#### Exercise aim
Pick out all lines with the word "Share" from the records that follow.

Figure record listings:
◆ ◆ ◆ ◆ ◆ ◆ ◆

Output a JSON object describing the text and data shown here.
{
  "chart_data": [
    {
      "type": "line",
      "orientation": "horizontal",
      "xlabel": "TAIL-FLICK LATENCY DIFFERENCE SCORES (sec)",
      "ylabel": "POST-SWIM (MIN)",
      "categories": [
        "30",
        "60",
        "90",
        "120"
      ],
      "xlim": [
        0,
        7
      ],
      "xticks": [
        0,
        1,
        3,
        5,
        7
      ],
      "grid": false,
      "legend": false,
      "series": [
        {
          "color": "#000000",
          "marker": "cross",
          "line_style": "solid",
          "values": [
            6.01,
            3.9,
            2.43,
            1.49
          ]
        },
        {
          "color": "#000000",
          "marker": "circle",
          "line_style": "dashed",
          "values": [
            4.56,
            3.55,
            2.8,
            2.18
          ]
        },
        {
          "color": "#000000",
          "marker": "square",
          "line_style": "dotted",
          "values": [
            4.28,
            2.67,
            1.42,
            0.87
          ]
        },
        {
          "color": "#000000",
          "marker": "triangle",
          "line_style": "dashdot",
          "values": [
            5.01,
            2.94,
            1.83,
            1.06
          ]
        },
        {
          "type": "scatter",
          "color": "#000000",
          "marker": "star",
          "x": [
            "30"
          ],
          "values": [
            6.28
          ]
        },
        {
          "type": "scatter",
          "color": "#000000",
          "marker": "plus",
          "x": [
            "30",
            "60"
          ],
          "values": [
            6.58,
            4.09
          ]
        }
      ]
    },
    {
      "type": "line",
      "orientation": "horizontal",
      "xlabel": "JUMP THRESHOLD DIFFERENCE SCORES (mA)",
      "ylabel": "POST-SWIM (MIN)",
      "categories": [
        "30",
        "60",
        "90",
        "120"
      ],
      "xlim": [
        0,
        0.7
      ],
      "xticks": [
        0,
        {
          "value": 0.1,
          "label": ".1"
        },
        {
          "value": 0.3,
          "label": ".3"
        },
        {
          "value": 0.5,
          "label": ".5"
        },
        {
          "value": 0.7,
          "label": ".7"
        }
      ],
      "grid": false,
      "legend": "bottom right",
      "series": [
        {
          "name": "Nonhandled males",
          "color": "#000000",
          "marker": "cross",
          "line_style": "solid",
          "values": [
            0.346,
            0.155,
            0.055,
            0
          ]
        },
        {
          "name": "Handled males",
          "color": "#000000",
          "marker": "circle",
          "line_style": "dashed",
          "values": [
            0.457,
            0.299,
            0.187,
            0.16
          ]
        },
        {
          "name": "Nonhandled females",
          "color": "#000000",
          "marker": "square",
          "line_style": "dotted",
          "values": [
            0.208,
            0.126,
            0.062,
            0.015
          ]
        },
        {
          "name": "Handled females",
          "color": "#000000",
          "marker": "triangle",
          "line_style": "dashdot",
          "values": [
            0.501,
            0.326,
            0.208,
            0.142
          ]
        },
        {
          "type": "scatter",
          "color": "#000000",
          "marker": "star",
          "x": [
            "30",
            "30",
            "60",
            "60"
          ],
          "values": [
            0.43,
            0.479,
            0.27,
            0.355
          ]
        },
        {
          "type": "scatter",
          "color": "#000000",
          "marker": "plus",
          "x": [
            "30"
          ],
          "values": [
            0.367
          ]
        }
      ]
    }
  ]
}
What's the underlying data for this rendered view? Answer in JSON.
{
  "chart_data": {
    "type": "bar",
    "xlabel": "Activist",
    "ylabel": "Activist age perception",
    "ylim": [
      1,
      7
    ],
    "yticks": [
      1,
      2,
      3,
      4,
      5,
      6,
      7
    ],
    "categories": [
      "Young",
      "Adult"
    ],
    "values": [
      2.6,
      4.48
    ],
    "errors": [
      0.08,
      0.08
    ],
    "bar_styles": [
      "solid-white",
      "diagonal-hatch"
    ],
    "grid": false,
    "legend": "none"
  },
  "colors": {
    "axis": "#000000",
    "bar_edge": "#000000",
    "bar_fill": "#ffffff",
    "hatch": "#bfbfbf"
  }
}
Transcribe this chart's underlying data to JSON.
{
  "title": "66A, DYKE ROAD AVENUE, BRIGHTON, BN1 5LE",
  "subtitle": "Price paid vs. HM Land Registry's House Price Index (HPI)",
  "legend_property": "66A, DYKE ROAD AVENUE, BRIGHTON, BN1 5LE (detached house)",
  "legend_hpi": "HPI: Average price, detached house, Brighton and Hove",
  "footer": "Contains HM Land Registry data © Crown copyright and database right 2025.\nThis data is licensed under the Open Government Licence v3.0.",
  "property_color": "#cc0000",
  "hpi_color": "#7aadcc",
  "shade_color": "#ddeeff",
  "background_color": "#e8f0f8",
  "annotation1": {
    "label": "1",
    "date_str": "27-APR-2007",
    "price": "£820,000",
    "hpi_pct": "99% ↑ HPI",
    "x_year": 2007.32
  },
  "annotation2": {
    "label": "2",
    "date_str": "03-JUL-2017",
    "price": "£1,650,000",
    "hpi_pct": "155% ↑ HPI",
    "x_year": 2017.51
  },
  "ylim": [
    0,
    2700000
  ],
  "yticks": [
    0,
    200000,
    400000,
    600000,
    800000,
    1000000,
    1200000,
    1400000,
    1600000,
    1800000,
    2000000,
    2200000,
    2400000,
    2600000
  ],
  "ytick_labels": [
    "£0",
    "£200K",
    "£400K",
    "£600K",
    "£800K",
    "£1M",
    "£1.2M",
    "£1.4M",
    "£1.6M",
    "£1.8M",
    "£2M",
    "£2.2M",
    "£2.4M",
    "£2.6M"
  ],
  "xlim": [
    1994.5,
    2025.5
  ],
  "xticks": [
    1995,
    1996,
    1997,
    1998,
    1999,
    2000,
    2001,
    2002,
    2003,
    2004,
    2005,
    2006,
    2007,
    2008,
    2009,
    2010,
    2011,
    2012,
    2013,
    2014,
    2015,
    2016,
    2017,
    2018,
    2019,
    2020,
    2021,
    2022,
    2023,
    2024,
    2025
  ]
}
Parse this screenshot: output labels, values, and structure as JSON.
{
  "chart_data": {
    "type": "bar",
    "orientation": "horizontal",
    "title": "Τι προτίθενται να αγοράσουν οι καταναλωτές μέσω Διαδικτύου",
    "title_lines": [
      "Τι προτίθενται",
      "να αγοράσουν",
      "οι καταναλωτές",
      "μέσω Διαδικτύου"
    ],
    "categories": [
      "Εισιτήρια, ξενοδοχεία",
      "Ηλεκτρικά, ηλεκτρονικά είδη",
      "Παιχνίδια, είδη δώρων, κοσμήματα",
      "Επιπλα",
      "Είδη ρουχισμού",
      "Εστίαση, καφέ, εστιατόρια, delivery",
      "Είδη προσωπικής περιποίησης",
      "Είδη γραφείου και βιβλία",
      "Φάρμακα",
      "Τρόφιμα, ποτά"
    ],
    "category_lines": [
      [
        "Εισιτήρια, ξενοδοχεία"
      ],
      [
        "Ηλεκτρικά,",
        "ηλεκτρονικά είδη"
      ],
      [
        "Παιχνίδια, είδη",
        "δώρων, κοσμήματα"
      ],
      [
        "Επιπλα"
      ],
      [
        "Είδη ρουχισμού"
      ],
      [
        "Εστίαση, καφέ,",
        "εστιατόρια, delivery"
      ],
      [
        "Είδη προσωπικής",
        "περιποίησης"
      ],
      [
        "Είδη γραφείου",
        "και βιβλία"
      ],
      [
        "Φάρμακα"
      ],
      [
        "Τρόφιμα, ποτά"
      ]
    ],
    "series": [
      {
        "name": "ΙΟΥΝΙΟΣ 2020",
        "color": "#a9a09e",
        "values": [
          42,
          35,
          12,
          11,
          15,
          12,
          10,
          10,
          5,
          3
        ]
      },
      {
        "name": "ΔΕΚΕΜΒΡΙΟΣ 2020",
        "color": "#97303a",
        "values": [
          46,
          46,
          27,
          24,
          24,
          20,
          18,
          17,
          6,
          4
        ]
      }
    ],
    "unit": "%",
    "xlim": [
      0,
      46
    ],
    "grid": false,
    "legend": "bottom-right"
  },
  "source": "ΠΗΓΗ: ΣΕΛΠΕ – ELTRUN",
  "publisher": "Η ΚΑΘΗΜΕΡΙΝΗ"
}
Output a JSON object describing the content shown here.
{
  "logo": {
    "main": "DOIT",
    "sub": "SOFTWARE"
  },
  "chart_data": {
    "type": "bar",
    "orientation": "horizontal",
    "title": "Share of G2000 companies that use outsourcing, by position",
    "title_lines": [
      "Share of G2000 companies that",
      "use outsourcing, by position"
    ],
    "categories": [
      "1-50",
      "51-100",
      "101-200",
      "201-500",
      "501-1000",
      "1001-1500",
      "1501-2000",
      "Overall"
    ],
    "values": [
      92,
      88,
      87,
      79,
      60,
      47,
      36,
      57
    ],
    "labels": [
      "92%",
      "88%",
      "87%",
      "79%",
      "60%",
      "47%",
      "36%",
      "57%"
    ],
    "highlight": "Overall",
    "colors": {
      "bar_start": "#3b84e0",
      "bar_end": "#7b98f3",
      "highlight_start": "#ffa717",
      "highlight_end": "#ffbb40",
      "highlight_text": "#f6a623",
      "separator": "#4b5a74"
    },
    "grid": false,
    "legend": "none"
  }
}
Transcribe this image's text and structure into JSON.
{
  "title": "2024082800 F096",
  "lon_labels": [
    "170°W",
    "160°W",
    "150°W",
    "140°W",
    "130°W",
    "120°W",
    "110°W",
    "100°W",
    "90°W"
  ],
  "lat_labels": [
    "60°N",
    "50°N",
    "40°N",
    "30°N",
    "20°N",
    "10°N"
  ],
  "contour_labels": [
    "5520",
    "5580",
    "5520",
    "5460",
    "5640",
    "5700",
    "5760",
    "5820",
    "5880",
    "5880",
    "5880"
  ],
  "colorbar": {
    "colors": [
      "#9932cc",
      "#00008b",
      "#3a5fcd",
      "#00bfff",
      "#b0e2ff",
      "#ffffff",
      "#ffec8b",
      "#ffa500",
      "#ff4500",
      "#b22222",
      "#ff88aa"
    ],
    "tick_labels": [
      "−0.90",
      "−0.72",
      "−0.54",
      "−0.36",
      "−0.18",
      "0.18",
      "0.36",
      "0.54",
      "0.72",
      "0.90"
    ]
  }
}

◆ ◆ ◆ ◆ ◆ ◆ ◆

#### Output of the exercise
    "title": "Share of G2000 companies that use outsourcing, by position",
      "Share of G2000 companies that",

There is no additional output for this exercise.